→ PROBLEM STATEMENT
Scan the data below and pick out the lines containing the word "model".

Rows from a dataset:

--- Start ---

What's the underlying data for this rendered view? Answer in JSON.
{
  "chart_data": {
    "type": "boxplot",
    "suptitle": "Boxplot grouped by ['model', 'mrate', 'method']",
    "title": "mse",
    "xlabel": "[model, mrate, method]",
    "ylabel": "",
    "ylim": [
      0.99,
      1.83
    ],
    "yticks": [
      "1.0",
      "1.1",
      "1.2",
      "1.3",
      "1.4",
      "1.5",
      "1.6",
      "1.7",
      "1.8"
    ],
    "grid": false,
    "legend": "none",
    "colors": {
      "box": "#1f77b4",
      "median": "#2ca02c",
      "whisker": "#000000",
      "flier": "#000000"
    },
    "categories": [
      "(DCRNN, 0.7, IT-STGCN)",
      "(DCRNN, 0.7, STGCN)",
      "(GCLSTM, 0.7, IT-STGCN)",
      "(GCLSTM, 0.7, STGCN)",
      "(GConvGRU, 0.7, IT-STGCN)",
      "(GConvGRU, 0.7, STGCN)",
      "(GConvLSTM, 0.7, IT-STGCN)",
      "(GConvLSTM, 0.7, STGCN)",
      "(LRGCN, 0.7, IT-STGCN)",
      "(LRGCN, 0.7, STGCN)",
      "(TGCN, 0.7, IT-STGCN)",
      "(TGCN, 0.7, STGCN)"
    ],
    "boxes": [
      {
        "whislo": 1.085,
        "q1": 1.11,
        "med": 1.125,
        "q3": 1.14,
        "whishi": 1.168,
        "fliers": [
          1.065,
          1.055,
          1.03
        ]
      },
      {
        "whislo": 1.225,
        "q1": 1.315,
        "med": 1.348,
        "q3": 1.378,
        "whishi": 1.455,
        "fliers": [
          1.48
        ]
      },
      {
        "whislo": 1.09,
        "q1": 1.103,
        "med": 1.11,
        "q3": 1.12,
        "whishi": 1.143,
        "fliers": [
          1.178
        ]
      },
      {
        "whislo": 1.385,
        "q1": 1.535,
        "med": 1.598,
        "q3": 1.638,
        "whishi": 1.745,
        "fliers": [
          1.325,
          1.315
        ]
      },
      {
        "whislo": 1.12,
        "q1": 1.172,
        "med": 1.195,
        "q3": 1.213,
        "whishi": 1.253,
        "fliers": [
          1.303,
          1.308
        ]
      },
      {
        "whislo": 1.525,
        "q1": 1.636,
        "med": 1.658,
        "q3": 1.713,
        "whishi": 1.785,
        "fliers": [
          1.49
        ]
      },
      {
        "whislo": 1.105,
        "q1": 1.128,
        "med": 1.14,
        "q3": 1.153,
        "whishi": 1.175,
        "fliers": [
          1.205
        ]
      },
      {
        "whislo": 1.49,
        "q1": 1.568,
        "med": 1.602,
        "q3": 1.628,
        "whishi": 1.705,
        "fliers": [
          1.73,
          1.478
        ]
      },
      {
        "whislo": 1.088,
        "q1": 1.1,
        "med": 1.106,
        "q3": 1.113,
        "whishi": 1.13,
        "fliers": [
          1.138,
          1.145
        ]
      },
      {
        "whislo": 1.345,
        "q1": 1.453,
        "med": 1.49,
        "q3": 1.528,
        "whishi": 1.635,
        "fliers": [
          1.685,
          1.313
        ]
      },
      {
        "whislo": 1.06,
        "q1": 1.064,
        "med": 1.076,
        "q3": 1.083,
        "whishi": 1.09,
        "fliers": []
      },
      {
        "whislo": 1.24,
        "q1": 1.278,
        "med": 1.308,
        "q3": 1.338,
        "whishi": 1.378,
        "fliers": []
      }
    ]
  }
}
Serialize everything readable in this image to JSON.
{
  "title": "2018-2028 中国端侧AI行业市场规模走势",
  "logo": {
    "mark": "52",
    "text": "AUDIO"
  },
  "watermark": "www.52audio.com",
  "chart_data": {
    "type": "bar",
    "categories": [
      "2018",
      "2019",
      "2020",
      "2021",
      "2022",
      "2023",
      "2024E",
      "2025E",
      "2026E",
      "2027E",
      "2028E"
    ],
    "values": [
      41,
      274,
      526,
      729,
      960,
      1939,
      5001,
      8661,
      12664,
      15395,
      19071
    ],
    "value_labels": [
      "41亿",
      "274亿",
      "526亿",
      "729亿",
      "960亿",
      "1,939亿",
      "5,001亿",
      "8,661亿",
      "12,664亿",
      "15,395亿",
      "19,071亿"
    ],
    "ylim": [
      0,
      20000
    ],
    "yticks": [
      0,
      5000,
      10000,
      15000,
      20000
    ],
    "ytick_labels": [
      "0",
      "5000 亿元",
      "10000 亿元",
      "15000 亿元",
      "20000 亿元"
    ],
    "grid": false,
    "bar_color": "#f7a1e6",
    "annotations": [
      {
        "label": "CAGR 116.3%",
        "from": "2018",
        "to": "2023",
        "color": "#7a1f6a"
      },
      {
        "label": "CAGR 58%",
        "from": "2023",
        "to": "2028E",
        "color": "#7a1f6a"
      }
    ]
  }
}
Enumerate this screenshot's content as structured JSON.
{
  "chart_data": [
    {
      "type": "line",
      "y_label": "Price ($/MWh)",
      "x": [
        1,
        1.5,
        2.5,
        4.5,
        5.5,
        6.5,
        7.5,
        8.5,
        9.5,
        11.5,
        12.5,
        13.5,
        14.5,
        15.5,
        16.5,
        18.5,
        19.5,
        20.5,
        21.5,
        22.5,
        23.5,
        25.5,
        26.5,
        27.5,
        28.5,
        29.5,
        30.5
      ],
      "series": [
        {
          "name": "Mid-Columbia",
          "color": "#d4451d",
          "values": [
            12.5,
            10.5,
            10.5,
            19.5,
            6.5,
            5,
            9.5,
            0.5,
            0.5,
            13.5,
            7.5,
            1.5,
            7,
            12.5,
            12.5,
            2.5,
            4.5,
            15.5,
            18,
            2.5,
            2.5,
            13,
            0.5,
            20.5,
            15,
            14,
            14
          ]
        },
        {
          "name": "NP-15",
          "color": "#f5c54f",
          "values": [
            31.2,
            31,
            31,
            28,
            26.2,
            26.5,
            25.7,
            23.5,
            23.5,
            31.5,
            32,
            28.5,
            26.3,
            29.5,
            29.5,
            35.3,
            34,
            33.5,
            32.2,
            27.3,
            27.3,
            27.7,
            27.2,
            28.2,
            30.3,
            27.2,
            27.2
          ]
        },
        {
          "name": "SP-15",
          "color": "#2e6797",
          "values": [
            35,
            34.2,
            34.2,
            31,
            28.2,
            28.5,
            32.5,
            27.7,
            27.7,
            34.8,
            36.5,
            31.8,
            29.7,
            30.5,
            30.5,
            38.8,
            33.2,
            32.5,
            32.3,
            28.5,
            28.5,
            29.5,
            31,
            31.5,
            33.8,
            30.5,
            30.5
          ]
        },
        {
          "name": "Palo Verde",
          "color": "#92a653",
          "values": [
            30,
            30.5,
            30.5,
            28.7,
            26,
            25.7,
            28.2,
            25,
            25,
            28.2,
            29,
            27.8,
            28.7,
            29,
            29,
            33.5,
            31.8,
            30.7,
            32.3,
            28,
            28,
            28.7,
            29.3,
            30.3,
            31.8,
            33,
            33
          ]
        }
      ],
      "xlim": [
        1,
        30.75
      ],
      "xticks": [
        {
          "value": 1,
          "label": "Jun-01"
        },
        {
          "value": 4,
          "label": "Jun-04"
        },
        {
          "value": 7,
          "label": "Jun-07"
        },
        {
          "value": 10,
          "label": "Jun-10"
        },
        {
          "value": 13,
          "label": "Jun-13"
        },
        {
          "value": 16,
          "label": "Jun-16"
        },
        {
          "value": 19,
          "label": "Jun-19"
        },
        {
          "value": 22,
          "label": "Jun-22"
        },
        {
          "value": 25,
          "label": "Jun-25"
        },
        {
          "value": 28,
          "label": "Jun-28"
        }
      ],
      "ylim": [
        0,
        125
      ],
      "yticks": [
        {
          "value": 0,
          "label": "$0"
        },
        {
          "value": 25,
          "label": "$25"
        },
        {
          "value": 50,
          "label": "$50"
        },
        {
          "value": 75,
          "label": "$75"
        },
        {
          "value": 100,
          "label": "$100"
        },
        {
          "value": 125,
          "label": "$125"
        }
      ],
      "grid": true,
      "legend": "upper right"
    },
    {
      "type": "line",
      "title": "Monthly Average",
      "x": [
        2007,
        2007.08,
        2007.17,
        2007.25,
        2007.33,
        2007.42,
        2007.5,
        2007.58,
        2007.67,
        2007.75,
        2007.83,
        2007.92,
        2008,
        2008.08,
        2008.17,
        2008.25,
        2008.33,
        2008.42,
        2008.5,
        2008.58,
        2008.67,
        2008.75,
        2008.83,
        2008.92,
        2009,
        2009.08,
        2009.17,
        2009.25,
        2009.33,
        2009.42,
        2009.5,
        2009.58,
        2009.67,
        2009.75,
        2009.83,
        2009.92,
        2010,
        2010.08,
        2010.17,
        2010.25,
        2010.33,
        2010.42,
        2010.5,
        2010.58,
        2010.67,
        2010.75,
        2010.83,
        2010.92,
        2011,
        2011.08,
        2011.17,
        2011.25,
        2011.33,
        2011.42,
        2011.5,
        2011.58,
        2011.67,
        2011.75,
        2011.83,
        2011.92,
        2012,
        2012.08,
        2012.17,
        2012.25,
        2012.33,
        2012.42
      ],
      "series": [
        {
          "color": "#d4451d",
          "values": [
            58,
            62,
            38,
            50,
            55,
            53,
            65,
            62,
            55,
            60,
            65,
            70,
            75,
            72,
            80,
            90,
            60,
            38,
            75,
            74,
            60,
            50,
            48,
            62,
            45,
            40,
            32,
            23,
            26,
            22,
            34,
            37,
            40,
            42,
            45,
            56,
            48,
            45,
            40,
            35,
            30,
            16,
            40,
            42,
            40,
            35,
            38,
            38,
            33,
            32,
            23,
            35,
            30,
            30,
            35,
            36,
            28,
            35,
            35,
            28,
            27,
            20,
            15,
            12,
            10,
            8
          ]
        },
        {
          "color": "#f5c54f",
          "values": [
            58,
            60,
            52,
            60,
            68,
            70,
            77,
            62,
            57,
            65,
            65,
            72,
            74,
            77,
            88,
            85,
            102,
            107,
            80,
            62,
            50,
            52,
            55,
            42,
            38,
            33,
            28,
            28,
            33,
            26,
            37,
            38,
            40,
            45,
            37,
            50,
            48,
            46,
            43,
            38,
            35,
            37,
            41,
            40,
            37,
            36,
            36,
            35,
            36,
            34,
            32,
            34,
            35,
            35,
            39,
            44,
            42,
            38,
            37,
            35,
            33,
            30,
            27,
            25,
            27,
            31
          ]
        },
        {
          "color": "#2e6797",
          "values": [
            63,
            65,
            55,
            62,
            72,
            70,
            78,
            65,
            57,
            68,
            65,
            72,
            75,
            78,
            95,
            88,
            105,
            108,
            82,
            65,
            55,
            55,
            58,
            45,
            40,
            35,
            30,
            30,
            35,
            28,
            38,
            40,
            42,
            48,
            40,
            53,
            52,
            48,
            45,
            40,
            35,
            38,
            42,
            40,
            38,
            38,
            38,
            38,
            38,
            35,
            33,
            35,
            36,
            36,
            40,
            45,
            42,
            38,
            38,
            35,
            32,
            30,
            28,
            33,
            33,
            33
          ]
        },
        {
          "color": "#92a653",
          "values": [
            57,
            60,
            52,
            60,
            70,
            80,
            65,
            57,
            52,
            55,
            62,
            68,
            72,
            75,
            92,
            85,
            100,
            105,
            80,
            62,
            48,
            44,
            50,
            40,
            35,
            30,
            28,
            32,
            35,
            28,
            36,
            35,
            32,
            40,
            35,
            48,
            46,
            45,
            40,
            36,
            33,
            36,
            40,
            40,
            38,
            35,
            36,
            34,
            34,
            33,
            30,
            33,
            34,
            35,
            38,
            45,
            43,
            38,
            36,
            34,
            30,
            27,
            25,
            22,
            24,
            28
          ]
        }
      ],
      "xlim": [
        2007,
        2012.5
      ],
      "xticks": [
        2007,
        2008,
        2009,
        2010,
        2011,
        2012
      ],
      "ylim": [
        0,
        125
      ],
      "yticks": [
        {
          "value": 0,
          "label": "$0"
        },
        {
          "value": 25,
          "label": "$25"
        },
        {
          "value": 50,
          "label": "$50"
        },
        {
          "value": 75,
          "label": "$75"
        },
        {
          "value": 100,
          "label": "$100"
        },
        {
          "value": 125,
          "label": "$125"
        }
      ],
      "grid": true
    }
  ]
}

--- End ---

→ WRITTEN REPLY
    "suptitle": "Boxplot grouped by ['model', 'mrate', 'method']",
    "xlabel": "[model, mrate, method]",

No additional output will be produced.